--- Start DATASET CONTENT ---

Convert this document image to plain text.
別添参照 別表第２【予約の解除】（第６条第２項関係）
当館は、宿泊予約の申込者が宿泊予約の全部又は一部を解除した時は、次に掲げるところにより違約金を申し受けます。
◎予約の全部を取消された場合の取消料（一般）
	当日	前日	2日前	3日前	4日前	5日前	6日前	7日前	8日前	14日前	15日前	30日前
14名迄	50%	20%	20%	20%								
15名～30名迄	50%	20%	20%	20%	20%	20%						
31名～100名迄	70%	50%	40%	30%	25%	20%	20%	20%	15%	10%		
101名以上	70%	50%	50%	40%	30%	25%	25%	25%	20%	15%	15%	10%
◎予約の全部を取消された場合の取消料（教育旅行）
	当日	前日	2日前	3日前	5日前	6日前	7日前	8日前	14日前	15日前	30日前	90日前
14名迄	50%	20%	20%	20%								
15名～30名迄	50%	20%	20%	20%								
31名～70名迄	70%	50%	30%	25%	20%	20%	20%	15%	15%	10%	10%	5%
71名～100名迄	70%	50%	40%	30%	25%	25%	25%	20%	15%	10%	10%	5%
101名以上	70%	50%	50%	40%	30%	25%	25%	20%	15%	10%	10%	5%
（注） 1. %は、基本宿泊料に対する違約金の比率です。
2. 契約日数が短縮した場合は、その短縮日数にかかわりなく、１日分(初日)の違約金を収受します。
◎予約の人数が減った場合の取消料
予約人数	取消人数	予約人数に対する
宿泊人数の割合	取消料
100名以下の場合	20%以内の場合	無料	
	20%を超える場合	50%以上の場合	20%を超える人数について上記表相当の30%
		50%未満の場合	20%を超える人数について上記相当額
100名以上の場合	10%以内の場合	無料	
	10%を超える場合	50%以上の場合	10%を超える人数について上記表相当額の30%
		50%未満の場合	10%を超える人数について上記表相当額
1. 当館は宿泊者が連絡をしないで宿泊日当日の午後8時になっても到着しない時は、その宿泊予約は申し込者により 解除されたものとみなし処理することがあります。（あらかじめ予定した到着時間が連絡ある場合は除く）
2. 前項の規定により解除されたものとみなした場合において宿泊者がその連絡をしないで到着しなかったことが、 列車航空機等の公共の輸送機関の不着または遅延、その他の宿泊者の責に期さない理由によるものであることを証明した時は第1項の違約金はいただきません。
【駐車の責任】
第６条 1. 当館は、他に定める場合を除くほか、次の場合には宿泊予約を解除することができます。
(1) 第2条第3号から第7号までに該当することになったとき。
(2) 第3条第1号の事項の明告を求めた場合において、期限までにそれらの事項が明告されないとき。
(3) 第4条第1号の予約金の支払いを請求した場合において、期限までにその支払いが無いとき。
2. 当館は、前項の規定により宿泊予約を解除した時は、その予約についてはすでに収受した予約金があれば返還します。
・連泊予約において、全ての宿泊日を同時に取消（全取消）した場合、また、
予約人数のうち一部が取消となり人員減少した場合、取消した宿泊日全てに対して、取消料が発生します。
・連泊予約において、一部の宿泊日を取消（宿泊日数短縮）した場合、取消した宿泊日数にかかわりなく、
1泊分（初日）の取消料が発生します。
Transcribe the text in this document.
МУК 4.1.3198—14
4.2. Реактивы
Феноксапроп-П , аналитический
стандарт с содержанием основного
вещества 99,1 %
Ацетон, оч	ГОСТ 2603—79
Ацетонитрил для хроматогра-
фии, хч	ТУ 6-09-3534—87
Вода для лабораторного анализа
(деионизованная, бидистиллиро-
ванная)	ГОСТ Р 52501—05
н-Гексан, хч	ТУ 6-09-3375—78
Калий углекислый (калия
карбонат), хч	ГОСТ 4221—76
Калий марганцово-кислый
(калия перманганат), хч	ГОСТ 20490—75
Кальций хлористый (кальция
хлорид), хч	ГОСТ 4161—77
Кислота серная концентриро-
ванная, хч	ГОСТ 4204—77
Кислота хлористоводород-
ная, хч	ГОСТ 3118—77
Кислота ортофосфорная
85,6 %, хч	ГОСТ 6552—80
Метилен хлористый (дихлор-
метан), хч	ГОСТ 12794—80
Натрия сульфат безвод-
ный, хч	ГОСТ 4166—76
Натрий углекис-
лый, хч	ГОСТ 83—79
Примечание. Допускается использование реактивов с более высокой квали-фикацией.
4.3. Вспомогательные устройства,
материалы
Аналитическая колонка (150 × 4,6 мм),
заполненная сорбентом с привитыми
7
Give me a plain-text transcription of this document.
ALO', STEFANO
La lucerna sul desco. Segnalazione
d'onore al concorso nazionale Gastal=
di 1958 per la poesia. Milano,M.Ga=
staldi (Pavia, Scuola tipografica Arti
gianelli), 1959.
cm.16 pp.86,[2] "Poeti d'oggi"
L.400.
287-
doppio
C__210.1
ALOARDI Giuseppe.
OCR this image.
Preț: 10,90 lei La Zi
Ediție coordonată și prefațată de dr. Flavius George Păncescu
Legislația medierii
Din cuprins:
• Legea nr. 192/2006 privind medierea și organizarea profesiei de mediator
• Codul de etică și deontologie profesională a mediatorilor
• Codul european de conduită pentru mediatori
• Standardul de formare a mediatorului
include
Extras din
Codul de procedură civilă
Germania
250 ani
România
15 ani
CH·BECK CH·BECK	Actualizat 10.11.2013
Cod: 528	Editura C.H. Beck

--- End DATASET CONTENT ---

▶ **EXERCISE DIRECTIONS**: Pull out each line of the entries that contains "text".

▶ **ANSWER BELOW**:
Convert this document image to plain text.
Transcribe the text in this document.
Give me a plain-text transcription of this document.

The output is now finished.